• _INPUT MATERIAL_

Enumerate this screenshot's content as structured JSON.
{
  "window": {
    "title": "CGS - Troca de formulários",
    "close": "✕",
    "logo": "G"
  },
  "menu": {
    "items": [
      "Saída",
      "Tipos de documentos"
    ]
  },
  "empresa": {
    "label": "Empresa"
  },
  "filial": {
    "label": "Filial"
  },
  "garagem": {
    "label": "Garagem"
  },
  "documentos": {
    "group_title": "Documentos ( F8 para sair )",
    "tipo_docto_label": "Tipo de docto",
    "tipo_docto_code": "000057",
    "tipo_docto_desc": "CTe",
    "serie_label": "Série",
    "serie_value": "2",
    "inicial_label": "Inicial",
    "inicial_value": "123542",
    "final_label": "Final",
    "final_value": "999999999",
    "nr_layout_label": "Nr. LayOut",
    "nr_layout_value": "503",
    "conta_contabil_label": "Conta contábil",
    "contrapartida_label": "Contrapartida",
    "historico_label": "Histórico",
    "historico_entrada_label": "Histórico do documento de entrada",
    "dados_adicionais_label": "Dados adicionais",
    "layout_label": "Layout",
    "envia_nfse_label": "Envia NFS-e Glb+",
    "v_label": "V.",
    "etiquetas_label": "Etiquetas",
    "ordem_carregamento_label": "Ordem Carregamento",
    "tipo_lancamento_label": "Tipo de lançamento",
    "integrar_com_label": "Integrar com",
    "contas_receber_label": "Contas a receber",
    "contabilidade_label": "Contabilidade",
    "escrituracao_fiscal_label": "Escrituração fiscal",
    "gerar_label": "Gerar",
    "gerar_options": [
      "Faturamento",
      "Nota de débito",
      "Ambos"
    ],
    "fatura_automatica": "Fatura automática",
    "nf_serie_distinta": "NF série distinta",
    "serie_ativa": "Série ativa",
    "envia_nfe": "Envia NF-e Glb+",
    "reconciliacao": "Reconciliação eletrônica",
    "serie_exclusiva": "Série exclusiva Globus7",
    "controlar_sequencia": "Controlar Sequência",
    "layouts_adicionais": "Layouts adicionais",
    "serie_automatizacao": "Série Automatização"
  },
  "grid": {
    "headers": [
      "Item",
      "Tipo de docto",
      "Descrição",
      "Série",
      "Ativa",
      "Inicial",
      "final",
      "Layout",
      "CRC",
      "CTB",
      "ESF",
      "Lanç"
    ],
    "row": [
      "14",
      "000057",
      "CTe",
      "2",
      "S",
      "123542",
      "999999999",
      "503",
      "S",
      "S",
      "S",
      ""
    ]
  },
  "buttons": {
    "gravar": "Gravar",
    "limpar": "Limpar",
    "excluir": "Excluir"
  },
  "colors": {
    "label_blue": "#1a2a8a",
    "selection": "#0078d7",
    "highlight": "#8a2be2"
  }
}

• _WORK INSTRUCTIONS_
Scan the records above for the string "adicionais", then report every line that contains it.

• _RESPONSE TO THE EXERCISE_
    "dados_adicionais_label": "Dados adicionais",
    "layouts_adicionais": "Layouts adicionais",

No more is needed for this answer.